▶ To do
Copy everything in the data below exactly except the pictures.

— Begin Supplied material —

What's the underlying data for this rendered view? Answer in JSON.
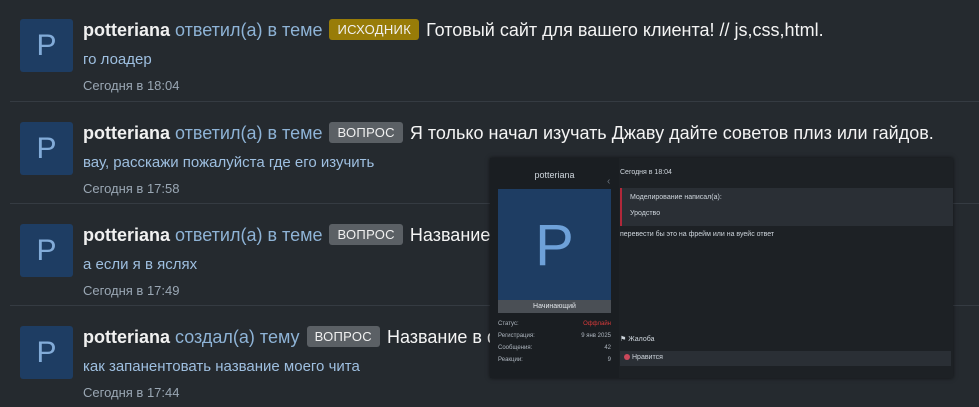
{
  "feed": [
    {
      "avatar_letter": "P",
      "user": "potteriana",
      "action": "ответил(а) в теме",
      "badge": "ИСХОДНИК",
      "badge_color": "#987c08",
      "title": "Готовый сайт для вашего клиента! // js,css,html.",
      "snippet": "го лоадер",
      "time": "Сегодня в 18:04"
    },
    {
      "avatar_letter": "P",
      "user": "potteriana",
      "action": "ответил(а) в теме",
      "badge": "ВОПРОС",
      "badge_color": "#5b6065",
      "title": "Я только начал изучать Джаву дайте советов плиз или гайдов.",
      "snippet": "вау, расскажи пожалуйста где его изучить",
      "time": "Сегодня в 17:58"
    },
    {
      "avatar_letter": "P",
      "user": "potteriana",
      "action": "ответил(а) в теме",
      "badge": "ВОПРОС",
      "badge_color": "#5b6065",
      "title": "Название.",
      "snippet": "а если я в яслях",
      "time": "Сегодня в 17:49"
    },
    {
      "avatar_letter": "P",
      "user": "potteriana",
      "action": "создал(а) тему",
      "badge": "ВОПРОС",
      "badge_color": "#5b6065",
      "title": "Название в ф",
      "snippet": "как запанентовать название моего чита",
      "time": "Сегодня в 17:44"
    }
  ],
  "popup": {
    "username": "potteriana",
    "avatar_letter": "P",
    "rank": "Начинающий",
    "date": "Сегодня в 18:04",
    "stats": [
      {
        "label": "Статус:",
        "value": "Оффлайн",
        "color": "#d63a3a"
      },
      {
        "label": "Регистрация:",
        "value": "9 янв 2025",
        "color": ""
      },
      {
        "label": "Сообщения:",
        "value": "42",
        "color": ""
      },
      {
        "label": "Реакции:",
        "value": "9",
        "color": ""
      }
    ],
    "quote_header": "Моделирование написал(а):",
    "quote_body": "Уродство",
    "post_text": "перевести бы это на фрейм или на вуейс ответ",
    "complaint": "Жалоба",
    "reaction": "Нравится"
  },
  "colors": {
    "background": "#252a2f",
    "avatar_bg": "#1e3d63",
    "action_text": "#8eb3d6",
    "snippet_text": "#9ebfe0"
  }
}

— End Supplied material —

▶ Worked solution
What's the underlying data for this rendered view? Answer in JSON.
{
  "feed": [
    {
      "avatar_letter": "P",
      "user": "potteriana",
      "action": "ответил(а) в теме",
      "badge": "ИСХОДНИК",
      "badge_color": "#987c08",
      "title": "Готовый сайт для вашего клиента! // js,css,html.",
      "snippet": "го лоадер",
      "time": "Сегодня в 18:04"
    },
    {
      "avatar_letter": "P",
      "user": "potteriana",
      "action": "ответил(а) в теме",
      "badge": "ВОПРОС",
      "badge_color": "#5b6065",
      "title": "Я только начал изучать Джаву дайте советов плиз или гайдов.",
      "snippet": "вау, расскажи пожалуйста где его изучить",
      "time": "Сегодня в 17:58"
    },
    {
      "avatar_letter": "P",
      "user": "potteriana",
      "action": "ответил(а) в теме",
      "badge": "ВОПРОС",
      "badge_color": "#5b6065",
      "title": "Название.",
      "snippet": "а если я в яслях",
      "time": "Сегодня в 17:49"
    },
    {
      "avatar_letter": "P",
      "user": "potteriana",
      "action": "создал(а) тему",
      "badge": "ВОПРОС",
      "badge_color": "#5b6065",
      "title": "Название в ф",
      "snippet": "как запанентовать название моего чита",
      "time": "Сегодня в 17:44"
    }
  ],
  "popup": {
    "username": "potteriana",
    "avatar_letter": "P",
    "rank": "Начинающий",
    "date": "Сегодня в 18:04",
    "stats": [
      {
        "label": "Статус:",
        "value": "Оффлайн",
        "color": "#d63a3a"
      },
      {
        "label": "Регистрация:",
        "value": "9 янв 2025",
        "color": ""
      },
      {
        "label": "Сообщения:",
        "value": "42",
        "color": ""
      },
      {
        "label": "Реакции:",
        "value": "9",
        "color": ""
      }
    ],
    "quote_header": "Моделирование написал(а):",
    "quote_body": "Уродство",
    "post_text": "перевести бы это на фрейм или на вуейс ответ",
    "complaint": "Жалоба",
    "reaction": "Нравится"
  },
  "colors": {
    "background": "#252a2f",
    "avatar_bg": "#1e3d63",
    "action_text": "#8eb3d6",
    "snippet_text": "#9ebfe0"
  }
}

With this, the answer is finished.